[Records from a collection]

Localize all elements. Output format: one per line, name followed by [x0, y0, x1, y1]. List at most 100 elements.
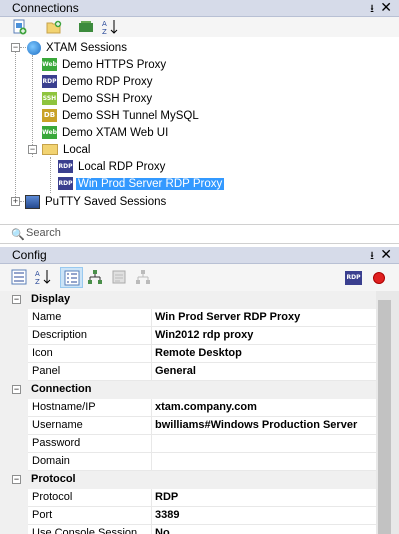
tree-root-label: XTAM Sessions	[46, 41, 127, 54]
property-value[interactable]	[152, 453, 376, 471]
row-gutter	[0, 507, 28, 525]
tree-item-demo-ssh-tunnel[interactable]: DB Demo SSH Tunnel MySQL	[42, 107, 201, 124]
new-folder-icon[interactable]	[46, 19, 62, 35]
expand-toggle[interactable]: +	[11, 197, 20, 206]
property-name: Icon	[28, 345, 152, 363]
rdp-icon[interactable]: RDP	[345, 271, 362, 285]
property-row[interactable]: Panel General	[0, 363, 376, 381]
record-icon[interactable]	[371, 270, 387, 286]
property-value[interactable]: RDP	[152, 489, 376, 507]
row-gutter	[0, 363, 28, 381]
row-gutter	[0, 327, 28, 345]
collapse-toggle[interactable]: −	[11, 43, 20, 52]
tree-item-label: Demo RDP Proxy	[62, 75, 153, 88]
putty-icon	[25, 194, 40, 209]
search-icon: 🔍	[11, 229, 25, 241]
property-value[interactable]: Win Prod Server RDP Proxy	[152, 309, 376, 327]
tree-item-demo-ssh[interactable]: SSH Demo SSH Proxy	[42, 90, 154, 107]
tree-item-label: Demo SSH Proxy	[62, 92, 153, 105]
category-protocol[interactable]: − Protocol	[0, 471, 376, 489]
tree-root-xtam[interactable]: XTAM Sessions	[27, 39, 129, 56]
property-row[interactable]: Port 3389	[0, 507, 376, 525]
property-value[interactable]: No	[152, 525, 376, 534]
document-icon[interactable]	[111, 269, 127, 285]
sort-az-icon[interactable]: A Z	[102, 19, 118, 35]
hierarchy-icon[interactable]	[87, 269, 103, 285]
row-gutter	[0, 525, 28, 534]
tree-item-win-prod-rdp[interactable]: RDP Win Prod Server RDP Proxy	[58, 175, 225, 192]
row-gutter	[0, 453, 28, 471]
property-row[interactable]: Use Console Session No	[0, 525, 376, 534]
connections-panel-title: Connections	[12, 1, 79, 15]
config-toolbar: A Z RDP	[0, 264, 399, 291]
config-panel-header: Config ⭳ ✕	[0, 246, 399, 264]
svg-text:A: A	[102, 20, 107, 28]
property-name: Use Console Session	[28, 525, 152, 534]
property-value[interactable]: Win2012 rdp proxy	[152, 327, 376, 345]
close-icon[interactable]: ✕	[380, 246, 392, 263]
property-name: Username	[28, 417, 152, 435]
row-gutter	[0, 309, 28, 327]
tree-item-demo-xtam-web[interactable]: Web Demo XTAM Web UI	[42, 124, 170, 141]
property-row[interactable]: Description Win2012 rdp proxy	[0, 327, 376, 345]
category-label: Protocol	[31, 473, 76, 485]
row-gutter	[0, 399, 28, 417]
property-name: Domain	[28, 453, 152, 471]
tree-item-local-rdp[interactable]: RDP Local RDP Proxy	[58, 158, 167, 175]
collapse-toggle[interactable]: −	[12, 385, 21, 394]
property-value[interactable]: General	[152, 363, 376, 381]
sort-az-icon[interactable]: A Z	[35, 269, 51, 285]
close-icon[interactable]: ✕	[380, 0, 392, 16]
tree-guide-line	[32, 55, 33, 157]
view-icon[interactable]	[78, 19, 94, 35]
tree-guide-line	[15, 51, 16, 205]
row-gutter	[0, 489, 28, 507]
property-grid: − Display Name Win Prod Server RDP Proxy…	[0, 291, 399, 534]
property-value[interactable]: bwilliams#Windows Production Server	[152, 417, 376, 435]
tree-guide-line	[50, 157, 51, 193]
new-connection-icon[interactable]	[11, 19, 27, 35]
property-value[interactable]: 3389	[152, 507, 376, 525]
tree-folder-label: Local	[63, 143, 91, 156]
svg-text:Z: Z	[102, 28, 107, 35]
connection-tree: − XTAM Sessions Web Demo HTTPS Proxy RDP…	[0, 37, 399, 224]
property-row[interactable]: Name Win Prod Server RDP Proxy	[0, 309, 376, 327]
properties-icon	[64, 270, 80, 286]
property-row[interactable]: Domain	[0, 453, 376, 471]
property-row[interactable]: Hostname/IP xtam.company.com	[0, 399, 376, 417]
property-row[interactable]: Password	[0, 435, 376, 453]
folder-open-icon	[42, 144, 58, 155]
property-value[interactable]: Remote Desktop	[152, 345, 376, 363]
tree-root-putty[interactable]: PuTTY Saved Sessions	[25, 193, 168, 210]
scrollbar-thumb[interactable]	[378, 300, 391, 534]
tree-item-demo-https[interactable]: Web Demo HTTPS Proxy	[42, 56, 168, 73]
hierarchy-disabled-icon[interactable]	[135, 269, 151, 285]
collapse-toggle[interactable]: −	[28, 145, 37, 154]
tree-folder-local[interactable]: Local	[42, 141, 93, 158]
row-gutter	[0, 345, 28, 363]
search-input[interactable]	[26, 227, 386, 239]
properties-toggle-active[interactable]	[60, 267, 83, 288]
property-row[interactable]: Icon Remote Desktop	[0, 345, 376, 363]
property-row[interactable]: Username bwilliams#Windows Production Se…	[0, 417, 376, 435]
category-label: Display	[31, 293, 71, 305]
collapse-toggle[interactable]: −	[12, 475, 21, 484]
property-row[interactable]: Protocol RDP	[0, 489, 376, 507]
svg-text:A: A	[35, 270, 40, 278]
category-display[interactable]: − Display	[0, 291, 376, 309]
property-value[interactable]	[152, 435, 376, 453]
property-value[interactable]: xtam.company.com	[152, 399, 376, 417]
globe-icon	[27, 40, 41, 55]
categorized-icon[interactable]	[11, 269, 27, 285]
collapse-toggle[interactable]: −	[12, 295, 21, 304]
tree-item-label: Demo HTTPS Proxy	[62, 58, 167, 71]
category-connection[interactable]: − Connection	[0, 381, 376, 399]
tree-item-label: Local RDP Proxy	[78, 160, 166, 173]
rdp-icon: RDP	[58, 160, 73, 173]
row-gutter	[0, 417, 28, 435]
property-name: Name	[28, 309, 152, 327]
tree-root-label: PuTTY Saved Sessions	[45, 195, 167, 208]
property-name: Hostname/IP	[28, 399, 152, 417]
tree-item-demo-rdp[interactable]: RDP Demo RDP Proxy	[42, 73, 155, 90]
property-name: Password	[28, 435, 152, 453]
* * *
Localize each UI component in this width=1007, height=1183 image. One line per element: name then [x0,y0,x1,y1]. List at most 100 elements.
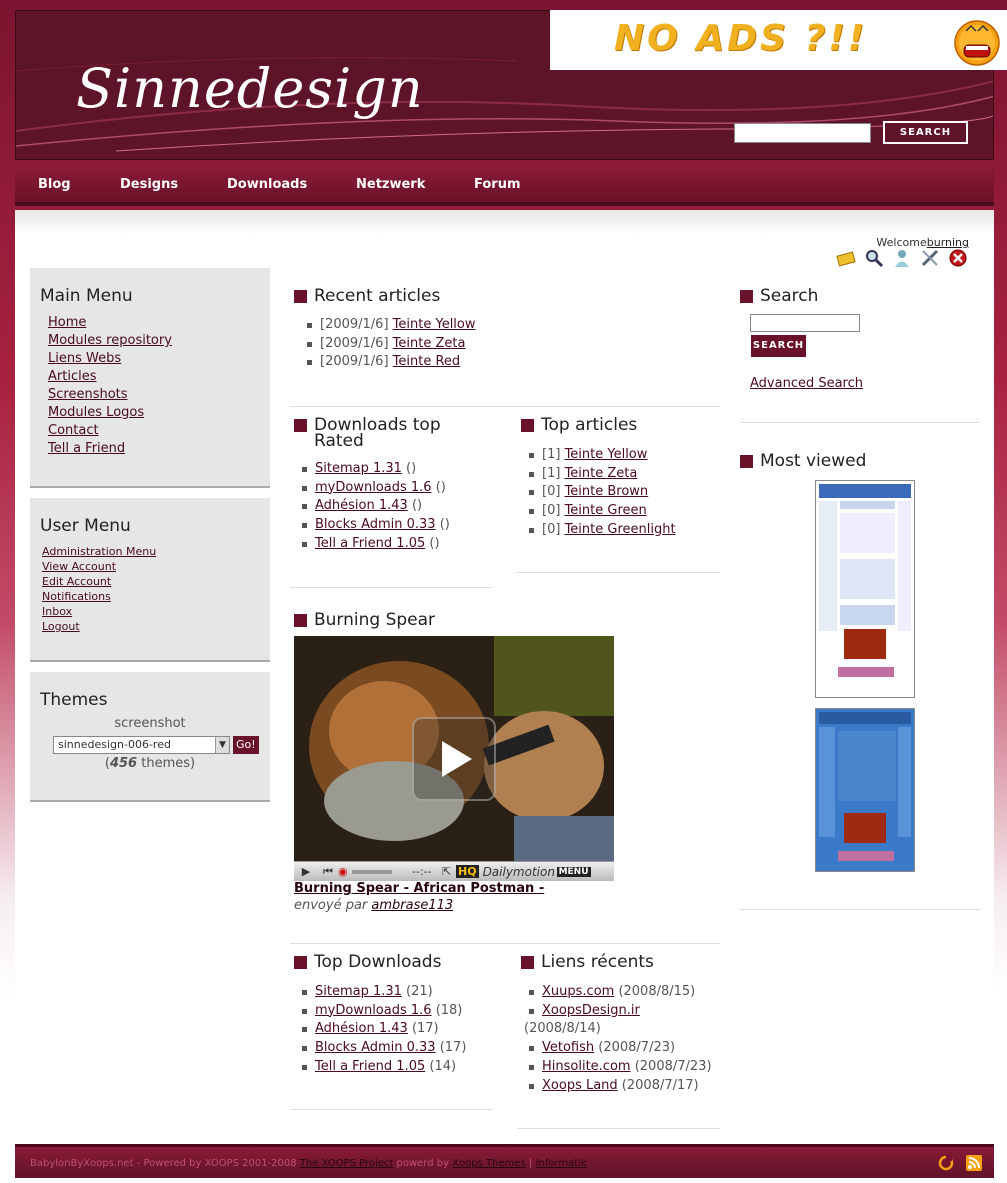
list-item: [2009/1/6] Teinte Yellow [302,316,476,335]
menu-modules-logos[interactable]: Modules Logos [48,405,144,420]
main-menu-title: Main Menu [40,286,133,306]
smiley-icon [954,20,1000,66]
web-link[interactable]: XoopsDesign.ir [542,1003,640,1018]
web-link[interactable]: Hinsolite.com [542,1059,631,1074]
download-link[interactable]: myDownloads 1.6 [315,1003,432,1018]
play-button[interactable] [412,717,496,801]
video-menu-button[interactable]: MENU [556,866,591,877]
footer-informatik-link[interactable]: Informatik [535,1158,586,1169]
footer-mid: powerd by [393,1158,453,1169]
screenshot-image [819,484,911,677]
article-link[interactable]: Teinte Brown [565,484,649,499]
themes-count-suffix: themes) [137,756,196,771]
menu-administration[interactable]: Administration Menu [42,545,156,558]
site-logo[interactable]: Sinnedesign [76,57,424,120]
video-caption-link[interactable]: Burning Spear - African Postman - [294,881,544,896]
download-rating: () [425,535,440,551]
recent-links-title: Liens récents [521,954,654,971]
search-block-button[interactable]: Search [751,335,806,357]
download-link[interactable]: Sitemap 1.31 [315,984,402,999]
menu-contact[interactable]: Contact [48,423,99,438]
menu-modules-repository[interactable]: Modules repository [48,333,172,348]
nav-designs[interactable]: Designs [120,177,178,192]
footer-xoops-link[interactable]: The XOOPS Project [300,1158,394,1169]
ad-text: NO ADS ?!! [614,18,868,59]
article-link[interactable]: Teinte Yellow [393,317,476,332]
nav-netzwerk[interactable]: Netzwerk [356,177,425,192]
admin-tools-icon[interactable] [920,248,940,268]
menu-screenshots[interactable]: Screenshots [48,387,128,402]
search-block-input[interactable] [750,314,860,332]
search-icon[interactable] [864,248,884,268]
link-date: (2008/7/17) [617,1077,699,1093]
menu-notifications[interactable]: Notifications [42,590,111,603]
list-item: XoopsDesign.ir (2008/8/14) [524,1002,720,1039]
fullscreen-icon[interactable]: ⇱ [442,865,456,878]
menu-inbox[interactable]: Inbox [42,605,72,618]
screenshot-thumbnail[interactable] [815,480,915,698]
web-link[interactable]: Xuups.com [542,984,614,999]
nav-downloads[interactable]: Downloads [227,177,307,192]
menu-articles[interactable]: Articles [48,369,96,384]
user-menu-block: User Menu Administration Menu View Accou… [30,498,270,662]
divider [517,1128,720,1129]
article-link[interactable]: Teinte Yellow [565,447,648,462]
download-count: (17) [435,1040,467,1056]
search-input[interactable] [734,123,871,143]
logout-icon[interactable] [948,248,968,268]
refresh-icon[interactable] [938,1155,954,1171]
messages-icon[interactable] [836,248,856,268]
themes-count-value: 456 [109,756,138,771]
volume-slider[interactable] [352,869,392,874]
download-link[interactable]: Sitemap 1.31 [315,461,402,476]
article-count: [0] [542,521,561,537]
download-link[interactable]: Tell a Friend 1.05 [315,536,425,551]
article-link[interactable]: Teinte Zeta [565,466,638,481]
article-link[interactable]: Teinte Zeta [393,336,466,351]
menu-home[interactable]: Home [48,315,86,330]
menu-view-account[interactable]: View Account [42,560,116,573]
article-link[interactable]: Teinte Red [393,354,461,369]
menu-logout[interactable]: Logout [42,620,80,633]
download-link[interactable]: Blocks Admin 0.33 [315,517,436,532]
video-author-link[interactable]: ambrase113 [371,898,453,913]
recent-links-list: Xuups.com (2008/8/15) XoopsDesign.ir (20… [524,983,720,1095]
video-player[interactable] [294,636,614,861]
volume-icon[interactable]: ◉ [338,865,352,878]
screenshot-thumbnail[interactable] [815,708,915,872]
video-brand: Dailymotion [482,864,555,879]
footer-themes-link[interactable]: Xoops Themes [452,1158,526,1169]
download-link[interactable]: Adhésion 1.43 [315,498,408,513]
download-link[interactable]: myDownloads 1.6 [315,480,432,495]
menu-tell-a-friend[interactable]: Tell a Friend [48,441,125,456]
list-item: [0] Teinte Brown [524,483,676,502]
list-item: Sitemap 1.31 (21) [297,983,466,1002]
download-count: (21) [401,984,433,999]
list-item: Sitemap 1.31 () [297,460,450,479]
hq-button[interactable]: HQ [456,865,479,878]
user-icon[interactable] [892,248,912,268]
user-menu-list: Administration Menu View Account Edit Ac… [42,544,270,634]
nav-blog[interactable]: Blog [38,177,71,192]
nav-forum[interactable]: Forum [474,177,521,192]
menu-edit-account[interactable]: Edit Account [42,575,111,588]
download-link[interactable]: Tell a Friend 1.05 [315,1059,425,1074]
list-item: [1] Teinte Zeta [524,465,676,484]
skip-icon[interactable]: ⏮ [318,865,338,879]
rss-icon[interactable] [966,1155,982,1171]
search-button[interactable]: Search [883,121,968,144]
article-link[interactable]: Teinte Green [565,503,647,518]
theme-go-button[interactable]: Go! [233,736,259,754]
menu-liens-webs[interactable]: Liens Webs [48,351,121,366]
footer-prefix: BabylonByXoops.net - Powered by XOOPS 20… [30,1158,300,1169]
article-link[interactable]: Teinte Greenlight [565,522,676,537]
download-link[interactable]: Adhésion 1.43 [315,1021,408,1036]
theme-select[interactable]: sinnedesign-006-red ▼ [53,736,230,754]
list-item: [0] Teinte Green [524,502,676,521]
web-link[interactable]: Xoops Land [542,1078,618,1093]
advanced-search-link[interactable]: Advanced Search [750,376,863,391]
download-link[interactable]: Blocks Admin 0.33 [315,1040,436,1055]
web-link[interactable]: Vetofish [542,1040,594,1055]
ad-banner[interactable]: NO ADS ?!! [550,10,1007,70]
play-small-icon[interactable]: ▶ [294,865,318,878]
---
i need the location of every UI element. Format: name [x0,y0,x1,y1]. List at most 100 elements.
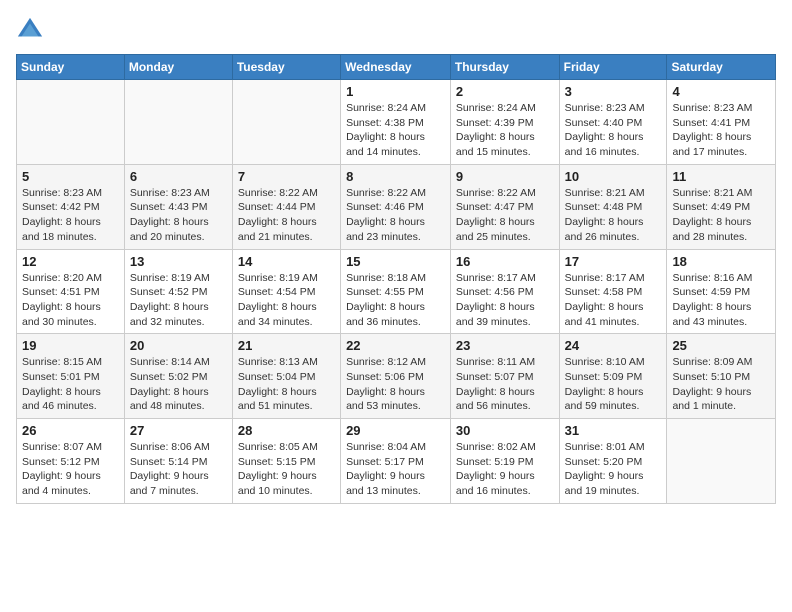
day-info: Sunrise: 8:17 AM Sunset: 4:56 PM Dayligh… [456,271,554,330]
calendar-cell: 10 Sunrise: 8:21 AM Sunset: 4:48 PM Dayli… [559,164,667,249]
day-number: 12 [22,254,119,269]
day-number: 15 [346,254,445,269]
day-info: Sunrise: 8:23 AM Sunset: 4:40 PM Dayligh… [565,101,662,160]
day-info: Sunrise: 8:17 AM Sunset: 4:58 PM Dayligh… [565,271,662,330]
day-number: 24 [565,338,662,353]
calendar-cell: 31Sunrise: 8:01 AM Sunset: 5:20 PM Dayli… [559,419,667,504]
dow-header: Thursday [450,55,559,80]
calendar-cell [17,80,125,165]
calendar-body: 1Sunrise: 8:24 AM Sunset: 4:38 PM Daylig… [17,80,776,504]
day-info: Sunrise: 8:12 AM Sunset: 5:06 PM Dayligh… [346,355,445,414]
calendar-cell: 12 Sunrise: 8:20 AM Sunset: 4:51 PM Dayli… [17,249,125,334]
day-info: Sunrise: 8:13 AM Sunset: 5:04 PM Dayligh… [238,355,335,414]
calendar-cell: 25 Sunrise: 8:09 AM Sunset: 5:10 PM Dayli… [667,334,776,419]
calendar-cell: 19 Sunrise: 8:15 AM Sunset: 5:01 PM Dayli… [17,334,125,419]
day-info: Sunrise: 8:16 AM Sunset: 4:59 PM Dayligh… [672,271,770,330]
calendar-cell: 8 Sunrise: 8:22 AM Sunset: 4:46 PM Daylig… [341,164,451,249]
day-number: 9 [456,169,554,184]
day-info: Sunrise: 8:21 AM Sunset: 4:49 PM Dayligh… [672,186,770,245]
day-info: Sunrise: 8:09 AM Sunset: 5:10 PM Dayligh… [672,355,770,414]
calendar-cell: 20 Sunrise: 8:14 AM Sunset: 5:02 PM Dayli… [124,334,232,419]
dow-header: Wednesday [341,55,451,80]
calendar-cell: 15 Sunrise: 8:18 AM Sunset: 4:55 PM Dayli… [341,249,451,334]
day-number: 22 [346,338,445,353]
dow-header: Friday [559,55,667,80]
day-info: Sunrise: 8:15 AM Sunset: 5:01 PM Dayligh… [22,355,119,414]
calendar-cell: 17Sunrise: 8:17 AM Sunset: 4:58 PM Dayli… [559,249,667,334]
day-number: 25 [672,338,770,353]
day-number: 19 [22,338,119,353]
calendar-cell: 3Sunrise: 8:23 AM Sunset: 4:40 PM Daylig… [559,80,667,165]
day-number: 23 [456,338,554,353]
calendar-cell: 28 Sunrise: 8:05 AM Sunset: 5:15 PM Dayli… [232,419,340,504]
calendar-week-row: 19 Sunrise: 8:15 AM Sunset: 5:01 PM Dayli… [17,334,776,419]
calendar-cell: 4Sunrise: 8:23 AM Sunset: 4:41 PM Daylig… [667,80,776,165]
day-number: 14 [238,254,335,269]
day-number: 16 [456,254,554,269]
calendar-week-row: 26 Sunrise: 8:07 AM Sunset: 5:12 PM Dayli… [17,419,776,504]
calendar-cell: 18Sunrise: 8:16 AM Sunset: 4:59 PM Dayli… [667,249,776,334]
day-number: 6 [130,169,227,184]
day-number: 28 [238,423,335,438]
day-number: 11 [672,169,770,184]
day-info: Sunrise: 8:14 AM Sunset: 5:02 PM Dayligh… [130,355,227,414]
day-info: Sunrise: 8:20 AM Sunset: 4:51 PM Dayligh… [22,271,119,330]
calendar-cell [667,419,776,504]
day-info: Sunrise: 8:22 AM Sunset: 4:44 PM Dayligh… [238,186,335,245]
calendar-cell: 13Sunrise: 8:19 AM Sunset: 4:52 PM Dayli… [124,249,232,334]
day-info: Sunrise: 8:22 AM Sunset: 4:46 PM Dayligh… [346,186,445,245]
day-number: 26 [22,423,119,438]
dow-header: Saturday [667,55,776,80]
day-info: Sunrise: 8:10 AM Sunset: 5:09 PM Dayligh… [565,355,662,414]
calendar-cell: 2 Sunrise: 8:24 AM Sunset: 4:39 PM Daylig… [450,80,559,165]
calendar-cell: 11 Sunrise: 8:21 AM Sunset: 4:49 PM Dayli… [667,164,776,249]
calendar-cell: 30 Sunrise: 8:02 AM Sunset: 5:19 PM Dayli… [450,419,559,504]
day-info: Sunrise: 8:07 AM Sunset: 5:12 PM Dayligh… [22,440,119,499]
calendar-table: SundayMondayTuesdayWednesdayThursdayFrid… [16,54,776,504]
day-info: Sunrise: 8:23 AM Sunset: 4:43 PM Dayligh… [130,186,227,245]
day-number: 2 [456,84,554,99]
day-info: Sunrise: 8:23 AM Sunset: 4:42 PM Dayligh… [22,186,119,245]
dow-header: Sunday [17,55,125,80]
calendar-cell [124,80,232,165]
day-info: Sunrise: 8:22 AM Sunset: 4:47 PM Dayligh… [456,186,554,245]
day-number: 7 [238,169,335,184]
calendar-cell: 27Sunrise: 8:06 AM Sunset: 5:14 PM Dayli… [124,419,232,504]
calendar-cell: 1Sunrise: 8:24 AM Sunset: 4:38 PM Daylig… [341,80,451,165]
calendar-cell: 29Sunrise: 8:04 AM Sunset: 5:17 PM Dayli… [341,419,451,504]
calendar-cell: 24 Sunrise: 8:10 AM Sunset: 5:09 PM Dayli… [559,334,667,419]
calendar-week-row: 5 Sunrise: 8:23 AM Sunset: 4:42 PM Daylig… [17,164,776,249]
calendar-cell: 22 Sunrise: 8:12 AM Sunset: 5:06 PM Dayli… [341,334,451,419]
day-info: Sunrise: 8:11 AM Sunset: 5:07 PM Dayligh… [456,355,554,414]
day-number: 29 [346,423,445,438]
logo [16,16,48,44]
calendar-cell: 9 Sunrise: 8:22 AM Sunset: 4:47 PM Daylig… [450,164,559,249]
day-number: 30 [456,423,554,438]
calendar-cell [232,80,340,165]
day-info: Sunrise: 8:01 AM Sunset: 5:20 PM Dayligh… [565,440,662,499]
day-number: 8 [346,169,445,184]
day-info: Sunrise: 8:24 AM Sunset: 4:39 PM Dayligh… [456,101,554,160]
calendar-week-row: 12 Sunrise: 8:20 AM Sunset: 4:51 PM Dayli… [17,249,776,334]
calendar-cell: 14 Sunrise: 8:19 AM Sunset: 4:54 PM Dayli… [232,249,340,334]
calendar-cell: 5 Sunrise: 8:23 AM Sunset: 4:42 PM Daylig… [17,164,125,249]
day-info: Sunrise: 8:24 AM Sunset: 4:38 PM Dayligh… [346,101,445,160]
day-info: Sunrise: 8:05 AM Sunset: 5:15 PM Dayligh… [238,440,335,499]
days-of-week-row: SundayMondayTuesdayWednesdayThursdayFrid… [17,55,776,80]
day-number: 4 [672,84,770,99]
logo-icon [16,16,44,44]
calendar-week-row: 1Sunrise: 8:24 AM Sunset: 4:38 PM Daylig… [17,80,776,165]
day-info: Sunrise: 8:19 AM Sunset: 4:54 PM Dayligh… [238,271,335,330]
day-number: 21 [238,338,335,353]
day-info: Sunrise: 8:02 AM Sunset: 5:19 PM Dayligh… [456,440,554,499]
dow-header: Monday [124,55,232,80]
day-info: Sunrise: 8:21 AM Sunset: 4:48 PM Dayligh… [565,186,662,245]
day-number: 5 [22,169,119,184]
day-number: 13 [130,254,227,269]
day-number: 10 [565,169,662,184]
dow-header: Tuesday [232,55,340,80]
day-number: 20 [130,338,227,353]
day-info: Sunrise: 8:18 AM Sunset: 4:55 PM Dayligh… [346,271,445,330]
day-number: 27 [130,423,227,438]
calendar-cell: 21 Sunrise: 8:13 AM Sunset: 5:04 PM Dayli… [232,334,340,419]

● **WRITTEN EXERCISE**: Reproduce word for word the rows from the one containing "day-info: Sunrise: 8:17 AM Sunset: 4:56" through the one containing "dow-header: Friday [559,55,667,80]", including both of those rows.

● **OUTPUT**:
day-info: Sunrise: 8:17 AM Sunset: 4:56 PM Dayligh… [456,271,554,330]
calendar-cell: 10 Sunrise: 8:21 AM Sunset: 4:48 PM Dayli… [559,164,667,249]
day-number: 12 [22,254,119,269]
day-number: 15 [346,254,445,269]
day-info: Sunrise: 8:23 AM Sunset: 4:40 PM Dayligh… [565,101,662,160]
day-info: Sunrise: 8:17 AM Sunset: 4:58 PM Dayligh… [565,271,662,330]
day-number: 24 [565,338,662,353]
calendar-cell: 31Sunrise: 8:01 AM Sunset: 5:20 PM Dayli… [559,419,667,504]
dow-header: Thursday [450,55,559,80]
calendar-cell [17,80,125,165]
calendar-body: 1Sunrise: 8:24 AM Sunset: 4:38 PM Daylig… [17,80,776,504]
day-info: Sunrise: 8:12 AM Sunset: 5:06 PM Dayligh… [346,355,445,414]
calendar-cell: 12 Sunrise: 8:20 AM Sunset: 4:51 PM Dayli… [17,249,125,334]
day-info: Sunrise: 8:13 AM Sunset: 5:04 PM Dayligh… [238,355,335,414]
calendar-cell: 25 Sunrise: 8:09 AM Sunset: 5:10 PM Dayli… [667,334,776,419]
calendar-cell: 19 Sunrise: 8:15 AM Sunset: 5:01 PM Dayli… [17,334,125,419]
day-info: Sunrise: 8:16 AM Sunset: 4:59 PM Dayligh… [672,271,770,330]
calendar-cell: 8 Sunrise: 8:22 AM Sunset: 4:46 PM Daylig… [341,164,451,249]
day-number: 9 [456,169,554,184]
day-info: Sunrise: 8:21 AM Sunset: 4:49 PM Dayligh… [672,186,770,245]
day-info: Sunrise: 8:09 AM Sunset: 5:10 PM Dayligh… [672,355,770,414]
calendar-cell: 20 Sunrise: 8:14 AM Sunset: 5:02 PM Dayli… [124,334,232,419]
dow-header: Wednesday [341,55,451,80]
calendar-cell: 15 Sunrise: 8:18 AM Sunset: 4:55 PM Dayli… [341,249,451,334]
day-number: 22 [346,338,445,353]
dow-header: Friday [559,55,667,80]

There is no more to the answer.